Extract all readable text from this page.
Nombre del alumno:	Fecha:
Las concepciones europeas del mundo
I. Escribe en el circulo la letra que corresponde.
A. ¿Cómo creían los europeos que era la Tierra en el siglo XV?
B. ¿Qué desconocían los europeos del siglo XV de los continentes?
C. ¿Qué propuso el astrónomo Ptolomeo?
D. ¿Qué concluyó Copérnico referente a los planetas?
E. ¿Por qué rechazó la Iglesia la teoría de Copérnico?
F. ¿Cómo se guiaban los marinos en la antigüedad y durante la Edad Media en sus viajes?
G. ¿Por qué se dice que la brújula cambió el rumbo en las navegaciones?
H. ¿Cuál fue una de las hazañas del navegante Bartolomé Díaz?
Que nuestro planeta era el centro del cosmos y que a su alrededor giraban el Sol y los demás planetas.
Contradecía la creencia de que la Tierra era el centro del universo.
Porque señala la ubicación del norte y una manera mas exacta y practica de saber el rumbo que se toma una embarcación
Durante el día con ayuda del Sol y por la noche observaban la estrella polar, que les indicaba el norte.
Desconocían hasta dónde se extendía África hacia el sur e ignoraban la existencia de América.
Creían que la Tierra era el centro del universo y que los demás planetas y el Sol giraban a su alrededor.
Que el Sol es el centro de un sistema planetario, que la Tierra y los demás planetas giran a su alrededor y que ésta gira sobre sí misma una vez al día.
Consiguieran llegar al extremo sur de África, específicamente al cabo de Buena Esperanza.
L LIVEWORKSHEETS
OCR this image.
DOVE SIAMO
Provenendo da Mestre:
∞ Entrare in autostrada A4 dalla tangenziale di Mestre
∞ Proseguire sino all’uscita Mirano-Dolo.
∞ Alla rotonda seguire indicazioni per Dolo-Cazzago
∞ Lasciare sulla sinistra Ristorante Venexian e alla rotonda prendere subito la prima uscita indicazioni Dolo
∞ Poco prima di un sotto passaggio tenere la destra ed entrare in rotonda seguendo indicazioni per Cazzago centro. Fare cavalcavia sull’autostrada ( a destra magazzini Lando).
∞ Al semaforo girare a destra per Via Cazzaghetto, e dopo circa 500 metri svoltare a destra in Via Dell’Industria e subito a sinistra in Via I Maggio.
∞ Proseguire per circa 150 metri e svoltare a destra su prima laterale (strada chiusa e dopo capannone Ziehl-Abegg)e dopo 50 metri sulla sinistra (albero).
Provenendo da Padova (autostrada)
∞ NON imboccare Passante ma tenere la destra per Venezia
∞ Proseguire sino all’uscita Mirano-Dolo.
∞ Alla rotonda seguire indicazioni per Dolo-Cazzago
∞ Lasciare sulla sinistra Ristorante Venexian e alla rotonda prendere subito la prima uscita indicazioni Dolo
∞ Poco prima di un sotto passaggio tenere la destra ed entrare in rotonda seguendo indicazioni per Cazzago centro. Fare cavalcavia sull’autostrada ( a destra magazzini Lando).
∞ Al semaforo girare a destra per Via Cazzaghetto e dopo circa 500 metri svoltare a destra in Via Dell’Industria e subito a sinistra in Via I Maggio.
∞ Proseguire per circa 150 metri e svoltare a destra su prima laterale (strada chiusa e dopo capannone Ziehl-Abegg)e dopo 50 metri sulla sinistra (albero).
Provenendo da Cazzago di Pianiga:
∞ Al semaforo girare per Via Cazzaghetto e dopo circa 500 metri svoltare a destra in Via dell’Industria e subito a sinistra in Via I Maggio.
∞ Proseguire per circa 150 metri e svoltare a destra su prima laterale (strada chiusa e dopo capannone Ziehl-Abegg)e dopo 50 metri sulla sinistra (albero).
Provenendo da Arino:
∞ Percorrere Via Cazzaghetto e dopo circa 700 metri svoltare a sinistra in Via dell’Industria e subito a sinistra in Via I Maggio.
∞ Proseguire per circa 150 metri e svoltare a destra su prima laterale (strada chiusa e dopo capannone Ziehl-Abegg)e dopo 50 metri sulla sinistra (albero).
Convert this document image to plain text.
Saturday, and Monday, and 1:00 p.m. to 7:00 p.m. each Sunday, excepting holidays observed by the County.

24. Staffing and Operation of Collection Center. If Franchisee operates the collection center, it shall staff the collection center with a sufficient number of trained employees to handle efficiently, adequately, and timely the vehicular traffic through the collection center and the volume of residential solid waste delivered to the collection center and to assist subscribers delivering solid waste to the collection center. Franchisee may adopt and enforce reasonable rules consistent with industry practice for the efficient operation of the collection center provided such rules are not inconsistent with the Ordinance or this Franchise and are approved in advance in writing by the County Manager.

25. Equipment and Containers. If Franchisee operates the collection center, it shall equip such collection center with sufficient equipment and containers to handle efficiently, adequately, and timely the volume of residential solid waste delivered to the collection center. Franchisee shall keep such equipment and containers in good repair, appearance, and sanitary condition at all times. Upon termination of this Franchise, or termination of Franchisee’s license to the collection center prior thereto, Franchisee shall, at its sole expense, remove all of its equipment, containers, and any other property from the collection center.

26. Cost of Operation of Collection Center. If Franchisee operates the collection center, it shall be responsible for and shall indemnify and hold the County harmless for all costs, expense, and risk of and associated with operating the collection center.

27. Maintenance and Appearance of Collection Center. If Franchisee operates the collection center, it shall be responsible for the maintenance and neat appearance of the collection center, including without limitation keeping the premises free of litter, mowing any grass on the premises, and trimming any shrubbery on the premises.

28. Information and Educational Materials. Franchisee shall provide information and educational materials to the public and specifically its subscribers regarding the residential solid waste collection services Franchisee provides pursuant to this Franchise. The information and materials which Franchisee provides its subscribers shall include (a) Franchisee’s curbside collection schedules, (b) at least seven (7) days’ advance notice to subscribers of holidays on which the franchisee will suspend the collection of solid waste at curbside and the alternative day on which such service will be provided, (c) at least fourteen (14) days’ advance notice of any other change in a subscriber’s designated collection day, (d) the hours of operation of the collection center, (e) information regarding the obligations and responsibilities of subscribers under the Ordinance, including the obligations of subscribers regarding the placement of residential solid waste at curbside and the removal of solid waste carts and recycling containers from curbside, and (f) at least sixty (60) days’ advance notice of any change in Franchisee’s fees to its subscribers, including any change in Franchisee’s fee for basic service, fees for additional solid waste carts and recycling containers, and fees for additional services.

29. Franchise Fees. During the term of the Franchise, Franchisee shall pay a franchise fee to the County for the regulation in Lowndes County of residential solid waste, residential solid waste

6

========================================================================

Exercise:
From the entries above, copy every line containing the word "planetas".

Response to the exercise:
D. ¿Qué concluyó Copérnico referente a los planetas?
Que nuestro planeta era el centro del cosmos y que a su alrededor giraban el Sol y los demás planetas.
Creían que la Tierra era el centro del universo y que los demás planetas y el Sol giraban a su alrededor.
Que el Sol es el centro de un sistema planetario, que la Tierra y los demás planetas giran a su alrededor y que ésta gira sobre sí misma una vez al día.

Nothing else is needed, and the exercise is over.